┌─ DATASET ROWS
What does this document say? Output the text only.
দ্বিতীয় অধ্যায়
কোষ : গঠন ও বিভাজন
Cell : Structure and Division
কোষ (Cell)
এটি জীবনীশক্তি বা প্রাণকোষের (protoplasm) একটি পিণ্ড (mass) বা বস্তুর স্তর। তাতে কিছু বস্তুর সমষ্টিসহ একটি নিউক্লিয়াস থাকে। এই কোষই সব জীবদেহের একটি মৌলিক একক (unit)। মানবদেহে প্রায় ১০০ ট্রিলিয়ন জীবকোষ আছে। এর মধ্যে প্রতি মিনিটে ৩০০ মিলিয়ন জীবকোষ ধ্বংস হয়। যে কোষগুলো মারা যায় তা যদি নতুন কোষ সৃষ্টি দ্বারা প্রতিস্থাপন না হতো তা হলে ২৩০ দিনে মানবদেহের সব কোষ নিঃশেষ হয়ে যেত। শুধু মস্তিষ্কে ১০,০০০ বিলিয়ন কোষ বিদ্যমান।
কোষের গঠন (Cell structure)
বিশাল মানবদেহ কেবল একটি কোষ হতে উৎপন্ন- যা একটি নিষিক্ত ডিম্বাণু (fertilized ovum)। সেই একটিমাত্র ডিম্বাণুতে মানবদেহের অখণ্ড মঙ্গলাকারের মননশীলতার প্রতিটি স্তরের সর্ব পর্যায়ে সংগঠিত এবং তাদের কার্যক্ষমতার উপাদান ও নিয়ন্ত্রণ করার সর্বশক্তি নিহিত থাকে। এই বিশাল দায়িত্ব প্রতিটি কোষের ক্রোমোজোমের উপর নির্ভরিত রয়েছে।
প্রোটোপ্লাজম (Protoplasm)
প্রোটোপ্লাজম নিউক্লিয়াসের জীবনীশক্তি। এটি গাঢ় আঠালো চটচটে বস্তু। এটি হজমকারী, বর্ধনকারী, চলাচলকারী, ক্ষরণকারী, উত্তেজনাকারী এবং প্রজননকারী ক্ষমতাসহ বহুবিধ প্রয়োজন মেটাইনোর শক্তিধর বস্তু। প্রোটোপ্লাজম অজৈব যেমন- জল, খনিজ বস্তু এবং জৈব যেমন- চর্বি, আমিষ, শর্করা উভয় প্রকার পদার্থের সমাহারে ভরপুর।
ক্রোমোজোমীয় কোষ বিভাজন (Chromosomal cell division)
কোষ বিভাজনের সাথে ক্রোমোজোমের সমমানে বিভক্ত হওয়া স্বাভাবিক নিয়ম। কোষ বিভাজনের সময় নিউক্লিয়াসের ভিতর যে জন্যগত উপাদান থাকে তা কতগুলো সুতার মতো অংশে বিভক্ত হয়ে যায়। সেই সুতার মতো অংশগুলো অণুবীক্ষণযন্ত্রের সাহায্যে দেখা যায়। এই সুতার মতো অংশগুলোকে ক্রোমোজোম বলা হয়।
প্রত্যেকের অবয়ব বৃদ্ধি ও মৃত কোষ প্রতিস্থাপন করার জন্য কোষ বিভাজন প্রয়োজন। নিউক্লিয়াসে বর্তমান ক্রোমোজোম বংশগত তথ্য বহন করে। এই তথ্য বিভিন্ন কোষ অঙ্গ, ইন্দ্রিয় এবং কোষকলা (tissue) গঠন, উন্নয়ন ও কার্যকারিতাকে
└─
Reproduce the data shown above exactly.

What does this document say? Output the text only.
দ্বিতীয় অধ্যায়
কোষ : গঠন ও বিভাজন
Cell : Structure and Division
কোষ (Cell)
এটি জীবনীশক্তি বা প্রাণকোষের (protoplasm) একটি পিণ্ড (mass) বা বস্তুর স্তর। তাতে কিছু বস্তুর সমষ্টিসহ একটি নিউক্লিয়াস থাকে। এই কোষই সব জীবদেহের একটি মৌলিক একক (unit)। মানবদেহে প্রায় ১০০ ট্রিলিয়ন জীবকোষ আছে। এর মধ্যে প্রতি মিনিটে ৩০০ মিলিয়ন জীবকোষ ধ্বংস হয়। যে কোষগুলো মারা যায় তা যদি নতুন কোষ সৃষ্টি দ্বারা প্রতিস্থাপন না হতো তা হলে ২৩০ দিনে মানবদেহের সব কোষ নিঃশেষ হয়ে যেত। শুধু মস্তিষ্কে ১০,০০০ বিলিয়ন কোষ বিদ্যমান।
কোষের গঠন (Cell structure)
বিশাল মানবদেহ কেবল একটি কোষ হতে উৎপন্ন- যা একটি নিষিক্ত ডিম্বাণু (fertilized ovum)। সেই একটিমাত্র ডিম্বাণুতে মানবদেহের অখণ্ড মঙ্গলাকারের মননশীলতার প্রতিটি স্তরের সর্ব পর্যায়ে সংগঠিত এবং তাদের কার্যক্ষমতার উপাদান ও নিয়ন্ত্রণ করার সর্বশক্তি নিহিত থাকে। এই বিশাল দায়িত্ব প্রতিটি কোষের ক্রোমোজোমের উপর নির্ভরিত রয়েছে।
প্রোটোপ্লাজম (Protoplasm)
প্রোটোপ্লাজম নিউক্লিয়াসের জীবনীশক্তি। এটি গাঢ় আঠালো চটচটে বস্তু। এটি হজমকারী, বর্ধনকারী, চলাচলকারী, ক্ষরণকারী, উত্তেজনাকারী এবং প্রজননকারী ক্ষমতাসহ বহুবিধ প্রয়োজন মেটাইনোর শক্তিধর বস্তু। প্রোটোপ্লাজম অজৈব যেমন- জল, খনিজ বস্তু এবং জৈব যেমন- চর্বি, আমিষ, শর্করা উভয় প্রকার পদার্থের সমাহারে ভরপুর।
ক্রোমোজোমীয় কোষ বিভাজন (Chromosomal cell division)
কোষ বিভাজনের সাথে ক্রোমোজোমের সমমানে বিভক্ত হওয়া স্বাভাবিক নিয়ম। কোষ বিভাজনের সময় নিউক্লিয়াসের ভিতর যে জন্যগত উপাদান থাকে তা কতগুলো সুতার মতো অংশে বিভক্ত হয়ে যায়। সেই সুতার মতো অংশগুলো অণুবীক্ষণযন্ত্রের সাহায্যে দেখা যায়। এই সুতার মতো অংশগুলোকে ক্রোমোজোম বলা হয়।
প্রত্যেকের অবয়ব বৃদ্ধি ও মৃত কোষ প্রতিস্থাপন করার জন্য কোষ বিভাজন প্রয়োজন। নিউক্লিয়াসে বর্তমান ক্রোমোজোম বংশগত তথ্য বহন করে। এই তথ্য বিভিন্ন কোষ অঙ্গ, ইন্দ্রিয় এবং কোষকলা (tissue) গঠন, উন্নয়ন ও কার্যকারিতাকে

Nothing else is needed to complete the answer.